[Task to complete]
Convert each line of the records below into a Markdown table with the columns "Row" and "Line," numbering the rows in order. Leave out blank lines and pictures.

[BEGIN Materials provided]

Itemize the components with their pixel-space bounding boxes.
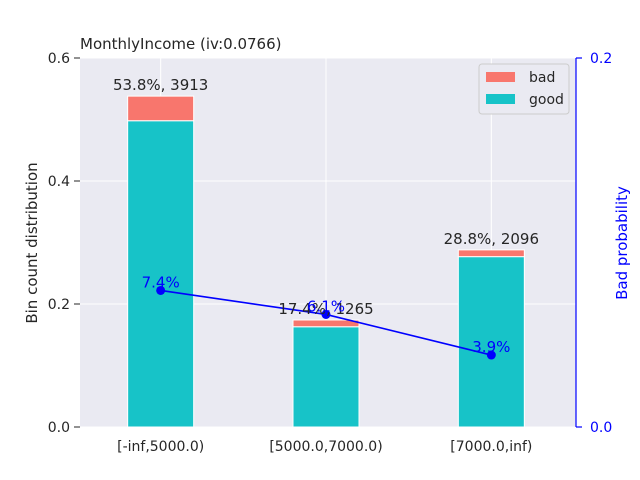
axes: 0.0 0.2 0.4 0.6 0.0 0.2 [-inf,5000.0) [5000.0,7… [48, 51, 613, 455]
y-tick-label-1: 0.2 [48, 297, 70, 313]
bar-label-0: 53.8%, 3913 [113, 76, 208, 94]
bad-probability-point-0 [156, 285, 166, 295]
legend-bad-swatch [486, 72, 515, 82]
bad-probability-line [156, 285, 496, 360]
bad-probability-label-2: 3.9% [472, 338, 510, 356]
y2-tick-label-1: 0.2 [590, 51, 612, 67]
bad-probability-point-2 [486, 350, 496, 360]
x-tick-label-0: [-inf,5000.0) [117, 439, 204, 455]
bar-bad-2 [457, 249, 525, 258]
legend: bad good [478, 63, 570, 115]
x-tick-label-1: [5000.0,7000.0) [269, 439, 382, 455]
y2-tick-label-0: 0.0 [590, 420, 612, 436]
y-tick-label-3: 0.6 [48, 51, 70, 67]
bar-bad-0 [127, 95, 195, 122]
bar-bad-1 [292, 319, 360, 328]
y-tick-label-0: 0.0 [48, 420, 70, 436]
bad-probability-label-1: 6.1% [307, 297, 345, 315]
legend-good-label: good [529, 92, 564, 108]
bars [127, 95, 525, 428]
bad-probability-label-0: 7.4% [142, 273, 180, 291]
legend-good-swatch [486, 94, 515, 104]
y2-axis-label: Bad probability [613, 186, 631, 300]
bar-labels: 53.8%, 3913 17.4%, 1265 28.8%, 2096 7.4% 6.1… [113, 76, 539, 356]
chart-title: MonthlyIncome (iv:0.0766) [80, 35, 282, 53]
y-tick-label-2: 0.4 [48, 174, 70, 190]
bar-label-1: 17.4%, 1265 [278, 300, 373, 318]
bad-probability-point-1 [321, 309, 331, 319]
legend-bad-label: bad [529, 70, 555, 86]
bar-good-1 [292, 326, 360, 428]
bar-label-2: 28.8%, 2096 [444, 230, 539, 248]
bar-good-2 [457, 256, 525, 428]
x-tick-label-2: [7000.0,inf) [450, 439, 532, 455]
y-axis-label: Bin count distribution [23, 162, 41, 323]
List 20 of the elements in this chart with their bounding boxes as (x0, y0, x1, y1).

[END Materials provided]

[Solved exercise]
| Row | Line |
|---|---|
| 1 | Itemize the components with their pixel-space bounding boxes. |
| 2 | axes: 0.0 0.2 0.4 0.6 0.0 0.2 [-inf,5000.0) [5000.0,7… [48, 51, 613, 455] |
| 3 | y-tick-label-1: 0.2 [48, 297, 70, 313] |
| 4 | bar-label-0: 53.8%, 3913 [113, 76, 208, 94] |
| 5 | bad-probability-point-0 [156, 285, 166, 295] |
| 6 | legend-bad-swatch [486, 72, 515, 82] |
| 7 | bad-probability-line [156, 285, 496, 360] |
| 8 | bad-probability-label-2: 3.9% [472, 338, 510, 356] |
| 9 | y2-tick-label-1: 0.2 [590, 51, 612, 67] |
| 10 | bad-probability-point-2 [486, 350, 496, 360] |
| 11 | x-tick-label-0: [-inf,5000.0) [117, 439, 204, 455] |
| 12 | bar-bad-2 [457, 249, 525, 258] |
| 13 | legend: bad good [478, 63, 570, 115] |
| 14 | x-tick-label-1: [5000.0,7000.0) [269, 439, 382, 455] |
| 15 | y2-tick-label-0: 0.0 [590, 420, 612, 436] |
| 16 | y-tick-label-3: 0.6 [48, 51, 70, 67] |
| 17 | bar-bad-0 [127, 95, 195, 122] |
| 18 | bar-bad-1 [292, 319, 360, 328] |
| 19 | y-tick-label-0: 0.0 [48, 420, 70, 436] |
| 20 | bad-probability-label-1: 6.1% [307, 297, 345, 315] |
| 21 | legend-good-label: good [529, 92, 564, 108] |
| 22 | bars [127, 95, 525, 428] |
| 23 | bad-probability-label-0: 7.4% [142, 273, 180, 291] |
| 24 | legend-good-swatch [486, 94, 515, 104] |
| 25 | y2-axis-label: Bad probability [613, 186, 631, 300] |
| 26 | bar-labels: 53.8%, 3913 17.4%, 1265 28.8%, 2096 7.4% 6.1… [113, 76, 539, 356] |
| 27 | chart-title: MonthlyIncome (iv:0.0766) [80, 35, 282, 53] |
| 28 | y-tick-label-2: 0.4 [48, 174, 70, 190] |
| 29 | bar-label-1: 17.4%, 1265 [278, 300, 373, 318] |
| 30 | bad-probability-point-1 [321, 309, 331, 319] |
| 31 | legend-bad-label: bad [529, 70, 555, 86] |
| 32 | bar-good-1 [292, 326, 360, 428] |
| 33 | bar-label-2: 28.8%, 2096 [444, 230, 539, 248] |
| 34 | bar-good-2 [457, 256, 525, 428] |
| 35 | x-tick-label-2: [7000.0,inf) [450, 439, 532, 455] |
| 36 | y-axis-label: Bin count distribution [23, 162, 41, 323] |
| 37 | List 20 of the elements in this chart with their bounding boxes as (x0, y0, x1, y1). |